AS a singer and songwriter, Jerry Burns is used to being centre stage.
Since her beautiful, self-titled album of 1992 – which is being re-released in January – she has collaborated with everyone from renowned film composer Craig Armstrong to Bryan Ferry and Massive Attack.
For the past eight years, however, she has worked as a theatre dresser in her home city of Glasgow, and the exquisite photographs she has taken while backstage at a variety of productions are about to see the light of day in an unusual and unique exhibition.
Girl in the Wings, which opens at the Theatre Royal on Saturday, December 9, is the result of a collaboration between Jerry and Scottish Ballet which stretches back to a time when the singer was signed to Sony and working abroad, considering a move back to Glasgow.
When she was offered a job as a dresser, she admits she had no idea what the job entailed.
“It was one freezing Christmas, in the snow, and I really didn’t know what a dresser was,” explains Jerry. “But the utter magic I found being in the wings, caught up in the beauty and adrenaline of making sure a prince, or a winged sylph, or a Mouse King got on stage, took hold of my heart and my imagination and never let go.”

+===+

# Given instruction 1
Using the article on Jerry Burns, decide whether each statement below agrees with it. Answer yes or no for each, and quote the deciding words of the article.
(a) Jerry Burns released a self-titled album in 1992.
(b) Girl in the Wings opens at the Theatre Royal on a Sunday.
(c) Jerry Burns has worked as a theatre dresser for the past ten years.
# Given instruction 2
Reproduce everything in the article on Jerry Burns from "AS a singer" down to "and Massive Attack.".
# Given instruction 3
Carry on the article on Jerry Burns from its last sentence.

# Material
+===+

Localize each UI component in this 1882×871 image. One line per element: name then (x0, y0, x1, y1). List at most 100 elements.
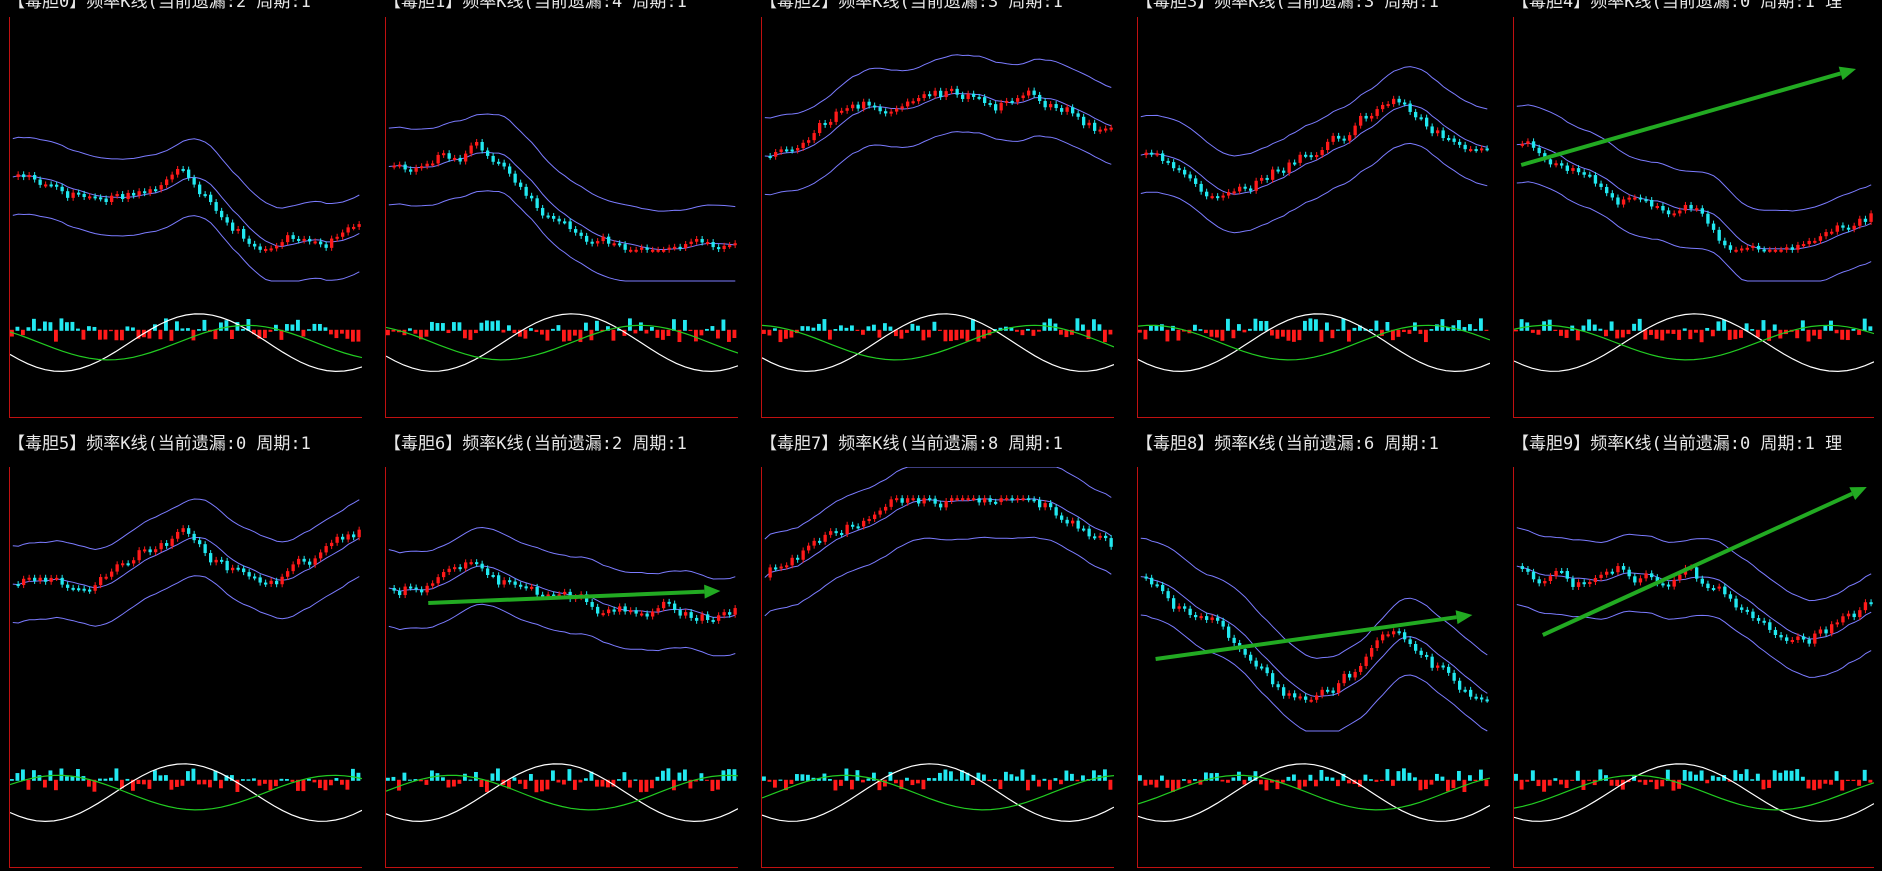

+===+

# Answer 1
(a) Yes: "Since her beautiful, self-titled album of 1992"
(b) No: "which opens at the Theatre Royal on Saturday, December 9"
(c) No: "For the past eight years, however, she has worked as a theatre dresser"

# Answer 2
AS a singer and songwriter, Jerry Burns is used to being centre stage.
Since her beautiful, self-titled album of 1992 – which is being re-released in January – she has collaborated with everyone from renowned film composer Craig Armstrong to Bryan Ferry and Massive Attack.

# Answer 3
She adds: “I’ve never forgotten that first Christmas, and finding the laughter and warmth and intimacy of a world I wouldn’t normally see because my life revolved around being on stage.”
Suddenly, says Jerry, she wasn’t “the main story."
“I was responsible for someone else being that, and for getting them on stage, while orchestras played and ballerinas clacked their beautiful pointe shoes, ready to leap into the glittering lights,” she adds.
“It’s a very privileged experience being trusted by a performer. There’s no time for introspection.
"It’s also a physical and emotional choreography between you and the other dressers and the performers, and that beautiful sensation of knowing you ‘made it’ after a heart-stopping, implausibly quick change in the dark.”
Photography has always been her “true love”, she says, inspired by the likes of Eve Arnold and Lee Miller, and fuelled by her fascination with romantic films.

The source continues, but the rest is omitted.